## THE EXERCISE
Copy out every line containing the word "ylabel".
--------
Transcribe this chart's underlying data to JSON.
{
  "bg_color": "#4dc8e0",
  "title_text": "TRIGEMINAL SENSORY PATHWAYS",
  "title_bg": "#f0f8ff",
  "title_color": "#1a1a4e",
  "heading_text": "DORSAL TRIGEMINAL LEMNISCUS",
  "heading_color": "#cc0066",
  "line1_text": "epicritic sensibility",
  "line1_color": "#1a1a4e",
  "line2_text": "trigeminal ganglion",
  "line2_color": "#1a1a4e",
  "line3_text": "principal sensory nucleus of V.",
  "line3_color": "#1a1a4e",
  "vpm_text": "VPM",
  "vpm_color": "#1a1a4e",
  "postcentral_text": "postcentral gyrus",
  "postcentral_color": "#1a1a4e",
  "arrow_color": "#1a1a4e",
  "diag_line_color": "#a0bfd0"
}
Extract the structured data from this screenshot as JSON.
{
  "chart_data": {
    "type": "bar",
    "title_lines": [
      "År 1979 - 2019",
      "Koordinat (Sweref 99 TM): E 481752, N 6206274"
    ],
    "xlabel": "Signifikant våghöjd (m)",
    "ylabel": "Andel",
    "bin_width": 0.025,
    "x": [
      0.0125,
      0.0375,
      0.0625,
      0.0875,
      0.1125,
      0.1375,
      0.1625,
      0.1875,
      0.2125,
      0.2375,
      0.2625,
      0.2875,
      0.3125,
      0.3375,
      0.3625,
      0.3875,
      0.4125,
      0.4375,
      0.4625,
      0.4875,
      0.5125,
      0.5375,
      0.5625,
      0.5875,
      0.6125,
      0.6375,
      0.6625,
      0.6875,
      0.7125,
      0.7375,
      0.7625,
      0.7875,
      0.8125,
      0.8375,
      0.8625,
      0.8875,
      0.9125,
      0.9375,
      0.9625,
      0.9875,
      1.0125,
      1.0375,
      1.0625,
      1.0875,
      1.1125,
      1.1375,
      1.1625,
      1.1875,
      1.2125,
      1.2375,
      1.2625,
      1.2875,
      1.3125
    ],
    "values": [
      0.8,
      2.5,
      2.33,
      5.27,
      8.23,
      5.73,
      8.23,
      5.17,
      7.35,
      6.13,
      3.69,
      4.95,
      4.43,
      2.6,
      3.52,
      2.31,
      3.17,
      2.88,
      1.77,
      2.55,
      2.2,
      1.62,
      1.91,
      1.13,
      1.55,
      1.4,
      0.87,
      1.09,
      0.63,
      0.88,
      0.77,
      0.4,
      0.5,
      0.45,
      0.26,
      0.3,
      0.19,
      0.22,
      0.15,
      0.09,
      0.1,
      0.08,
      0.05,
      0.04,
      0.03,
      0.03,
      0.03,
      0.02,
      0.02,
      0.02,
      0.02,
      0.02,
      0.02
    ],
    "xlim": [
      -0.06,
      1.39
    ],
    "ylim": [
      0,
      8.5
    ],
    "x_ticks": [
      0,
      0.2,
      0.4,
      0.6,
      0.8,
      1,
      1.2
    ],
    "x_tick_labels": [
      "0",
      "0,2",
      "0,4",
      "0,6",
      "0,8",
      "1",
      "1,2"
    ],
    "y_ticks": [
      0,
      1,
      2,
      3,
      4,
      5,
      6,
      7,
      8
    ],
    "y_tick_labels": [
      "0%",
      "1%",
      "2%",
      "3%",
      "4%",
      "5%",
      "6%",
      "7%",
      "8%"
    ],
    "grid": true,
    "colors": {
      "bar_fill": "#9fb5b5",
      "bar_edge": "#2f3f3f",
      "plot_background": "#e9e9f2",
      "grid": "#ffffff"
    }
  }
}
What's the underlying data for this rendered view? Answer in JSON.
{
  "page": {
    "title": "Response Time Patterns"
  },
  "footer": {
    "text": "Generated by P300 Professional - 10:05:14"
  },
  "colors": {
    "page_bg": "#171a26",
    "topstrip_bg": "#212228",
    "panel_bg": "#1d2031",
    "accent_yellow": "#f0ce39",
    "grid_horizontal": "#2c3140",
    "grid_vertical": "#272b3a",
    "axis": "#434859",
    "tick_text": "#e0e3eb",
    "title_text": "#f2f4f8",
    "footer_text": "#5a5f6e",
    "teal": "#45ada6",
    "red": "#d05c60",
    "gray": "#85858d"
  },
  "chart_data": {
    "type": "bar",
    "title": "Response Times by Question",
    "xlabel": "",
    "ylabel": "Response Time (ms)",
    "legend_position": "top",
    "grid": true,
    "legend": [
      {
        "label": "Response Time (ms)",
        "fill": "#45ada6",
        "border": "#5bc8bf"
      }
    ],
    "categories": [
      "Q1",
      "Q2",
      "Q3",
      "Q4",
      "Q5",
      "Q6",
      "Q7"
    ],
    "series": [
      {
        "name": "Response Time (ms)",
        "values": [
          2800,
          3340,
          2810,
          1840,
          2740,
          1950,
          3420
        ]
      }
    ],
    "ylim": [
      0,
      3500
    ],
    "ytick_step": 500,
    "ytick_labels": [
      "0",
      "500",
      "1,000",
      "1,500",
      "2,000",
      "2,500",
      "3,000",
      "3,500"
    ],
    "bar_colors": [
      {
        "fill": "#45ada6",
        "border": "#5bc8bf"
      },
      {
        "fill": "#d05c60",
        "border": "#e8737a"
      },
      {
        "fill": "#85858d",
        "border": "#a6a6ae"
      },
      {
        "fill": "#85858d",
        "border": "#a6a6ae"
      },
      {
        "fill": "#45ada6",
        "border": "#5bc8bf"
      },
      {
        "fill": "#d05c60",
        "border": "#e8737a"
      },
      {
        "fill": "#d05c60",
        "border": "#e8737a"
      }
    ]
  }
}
--------
## PROBLEM SOLUTION
    "ylabel": "Andel",
    "ylabel": "Response Time (ms)",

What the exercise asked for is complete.